■ What to do: How many of the lines below include "Latest"? Give the number and no other words.

___ Data to process

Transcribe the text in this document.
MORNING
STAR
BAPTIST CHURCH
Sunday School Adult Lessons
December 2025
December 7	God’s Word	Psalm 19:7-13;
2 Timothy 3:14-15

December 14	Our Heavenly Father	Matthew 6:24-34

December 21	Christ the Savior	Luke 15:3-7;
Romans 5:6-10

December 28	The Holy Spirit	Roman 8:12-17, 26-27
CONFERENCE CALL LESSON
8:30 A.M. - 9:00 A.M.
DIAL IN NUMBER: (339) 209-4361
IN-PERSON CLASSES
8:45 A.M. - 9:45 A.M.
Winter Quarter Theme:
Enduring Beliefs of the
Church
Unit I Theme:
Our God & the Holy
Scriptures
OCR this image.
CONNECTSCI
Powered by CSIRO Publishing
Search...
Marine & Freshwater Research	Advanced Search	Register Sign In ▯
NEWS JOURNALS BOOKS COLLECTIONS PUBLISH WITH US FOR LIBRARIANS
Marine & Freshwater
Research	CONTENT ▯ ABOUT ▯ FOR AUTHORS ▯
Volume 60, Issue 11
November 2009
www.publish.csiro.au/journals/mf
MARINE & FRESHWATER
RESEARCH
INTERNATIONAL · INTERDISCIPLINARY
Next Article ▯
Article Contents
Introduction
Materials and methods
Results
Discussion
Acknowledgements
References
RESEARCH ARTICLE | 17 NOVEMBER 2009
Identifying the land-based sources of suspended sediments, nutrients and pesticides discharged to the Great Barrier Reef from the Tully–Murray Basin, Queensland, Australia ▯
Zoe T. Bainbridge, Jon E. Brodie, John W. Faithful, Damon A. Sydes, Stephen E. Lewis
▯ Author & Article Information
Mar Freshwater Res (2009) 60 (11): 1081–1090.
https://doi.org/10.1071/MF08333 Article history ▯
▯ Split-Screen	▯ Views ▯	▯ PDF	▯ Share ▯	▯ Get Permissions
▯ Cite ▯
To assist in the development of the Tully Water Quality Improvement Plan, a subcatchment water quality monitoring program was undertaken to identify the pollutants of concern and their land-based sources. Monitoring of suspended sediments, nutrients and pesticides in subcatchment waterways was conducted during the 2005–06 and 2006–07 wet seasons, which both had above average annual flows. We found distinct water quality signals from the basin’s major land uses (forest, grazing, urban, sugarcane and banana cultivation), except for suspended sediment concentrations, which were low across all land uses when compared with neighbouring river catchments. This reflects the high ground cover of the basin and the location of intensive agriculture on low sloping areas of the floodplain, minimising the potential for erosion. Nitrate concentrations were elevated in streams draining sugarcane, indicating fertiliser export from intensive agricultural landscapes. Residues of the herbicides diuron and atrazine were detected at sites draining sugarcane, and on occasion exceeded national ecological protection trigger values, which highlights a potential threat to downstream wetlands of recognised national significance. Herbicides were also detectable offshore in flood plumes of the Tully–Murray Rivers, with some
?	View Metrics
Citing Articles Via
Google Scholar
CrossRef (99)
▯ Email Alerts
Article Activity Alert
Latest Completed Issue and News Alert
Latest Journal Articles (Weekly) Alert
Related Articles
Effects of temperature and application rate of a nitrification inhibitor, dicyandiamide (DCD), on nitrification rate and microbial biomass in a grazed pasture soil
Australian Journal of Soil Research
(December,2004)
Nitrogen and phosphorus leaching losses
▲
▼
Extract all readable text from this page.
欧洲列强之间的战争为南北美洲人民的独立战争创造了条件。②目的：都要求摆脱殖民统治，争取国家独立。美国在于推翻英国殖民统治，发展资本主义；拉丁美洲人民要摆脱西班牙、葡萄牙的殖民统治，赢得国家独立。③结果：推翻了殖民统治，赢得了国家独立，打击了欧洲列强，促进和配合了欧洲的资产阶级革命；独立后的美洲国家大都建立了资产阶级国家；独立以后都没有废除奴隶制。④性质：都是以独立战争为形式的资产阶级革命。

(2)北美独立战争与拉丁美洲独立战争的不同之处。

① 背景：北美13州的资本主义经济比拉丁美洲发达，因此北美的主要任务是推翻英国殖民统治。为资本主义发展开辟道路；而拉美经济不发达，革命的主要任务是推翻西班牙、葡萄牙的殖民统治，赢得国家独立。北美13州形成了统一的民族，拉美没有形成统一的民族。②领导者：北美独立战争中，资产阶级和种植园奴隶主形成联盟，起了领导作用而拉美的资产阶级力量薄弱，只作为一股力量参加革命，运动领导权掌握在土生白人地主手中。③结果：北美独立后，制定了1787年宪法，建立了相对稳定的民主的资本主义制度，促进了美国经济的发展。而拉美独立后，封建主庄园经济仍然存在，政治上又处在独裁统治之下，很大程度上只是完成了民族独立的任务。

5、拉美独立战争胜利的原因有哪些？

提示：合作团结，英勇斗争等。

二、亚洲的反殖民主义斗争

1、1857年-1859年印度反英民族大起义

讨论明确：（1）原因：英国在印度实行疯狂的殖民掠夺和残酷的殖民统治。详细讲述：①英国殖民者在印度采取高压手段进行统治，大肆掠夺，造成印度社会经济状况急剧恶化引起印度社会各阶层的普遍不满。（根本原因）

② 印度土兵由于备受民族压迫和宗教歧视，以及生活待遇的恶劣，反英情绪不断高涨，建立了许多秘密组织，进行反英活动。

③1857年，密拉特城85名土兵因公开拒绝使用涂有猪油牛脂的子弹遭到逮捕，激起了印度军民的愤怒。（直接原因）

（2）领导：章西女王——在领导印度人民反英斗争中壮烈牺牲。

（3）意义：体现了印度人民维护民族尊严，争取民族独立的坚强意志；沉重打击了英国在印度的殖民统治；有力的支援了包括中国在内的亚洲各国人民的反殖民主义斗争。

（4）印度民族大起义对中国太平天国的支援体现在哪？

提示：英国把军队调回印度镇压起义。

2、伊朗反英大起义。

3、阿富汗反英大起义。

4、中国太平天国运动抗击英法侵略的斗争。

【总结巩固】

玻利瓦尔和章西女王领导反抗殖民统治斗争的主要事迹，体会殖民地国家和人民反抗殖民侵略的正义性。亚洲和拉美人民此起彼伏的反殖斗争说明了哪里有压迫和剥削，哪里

______

■ Answer: 2